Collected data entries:
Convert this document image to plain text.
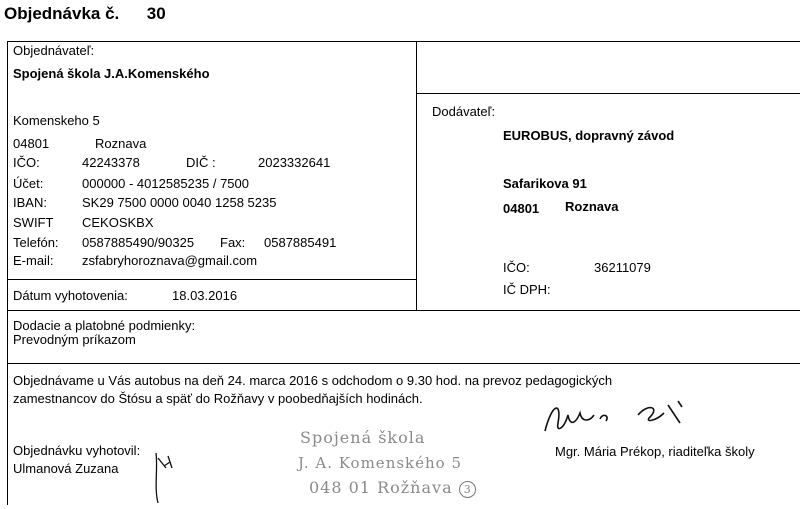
Objednávka č. 30
Objednávateľ:
Spojená škola J.A.Komenského
Komenskeho 5
04801	Roznava
IČO:	42243378	DIČ :	2023332641
Účet:	000000 - 4012585235 / 7500
IBAN:	SK29 7500 0000 0040 1258 5235
SWIFT CEKOSKBX
Telefón: 0587885490/90325 Fax: 0587885491
E-mail: zsfabryhoroznava@gmail.com
Dátum vyhotovenia:	18.03.2016
Dodávateľ:
EUROBUS, dopravný závod
Safarikova 91
04801 Roznava
IČO:	36211079
IČ DPH:
Dodacie a platobné podmienky:
Prevodným príkazom
Objednávame u Vás autobus na deň 24. marca 2016 s odchodom o 9.30 hod. na prevoz pedagogických
zamestnancov do Štósu a späť do Rožňavy v poobedňajších hodinách.
Objednávku vyhotovil:
Ulmanová Zuzana
Spojená škola
J. A. Komenského 5
048 01 Rožňava 3
Mgr. Mária Prékop, riaditeľka školy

▶ [INSTRUCTIONS TO FOLLOW]: Leave out the pictures and copy everything else in the records word for word.

▶ [CORRECT ANSWER]:
Convert this document image to plain text.
Objednávka č. 30
Objednávateľ:
Spojená škola J.A.Komenského
Komenskeho 5
04801	Roznava
IČO:	42243378	DIČ :	2023332641
Účet:	000000 - 4012585235 / 7500
IBAN:	SK29 7500 0000 0040 1258 5235
SWIFT CEKOSKBX
Telefón: 0587885490/90325 Fax: 0587885491
E-mail: zsfabryhoroznava@gmail.com
Dátum vyhotovenia:	18.03.2016
Dodávateľ:
EUROBUS, dopravný závod
Safarikova 91
04801 Roznava
IČO:	36211079
IČ DPH:
Dodacie a platobné podmienky:
Prevodným príkazom
Objednávame u Vás autobus na deň 24. marca 2016 s odchodom o 9.30 hod. na prevoz pedagogických
zamestnancov do Štósu a späť do Rožňavy v poobedňajších hodinách.
Objednávku vyhotovil:
Ulmanová Zuzana
Spojená škola
J. A. Komenského 5
048 01 Rožňava 3
Mgr. Mária Prékop, riaditeľka školy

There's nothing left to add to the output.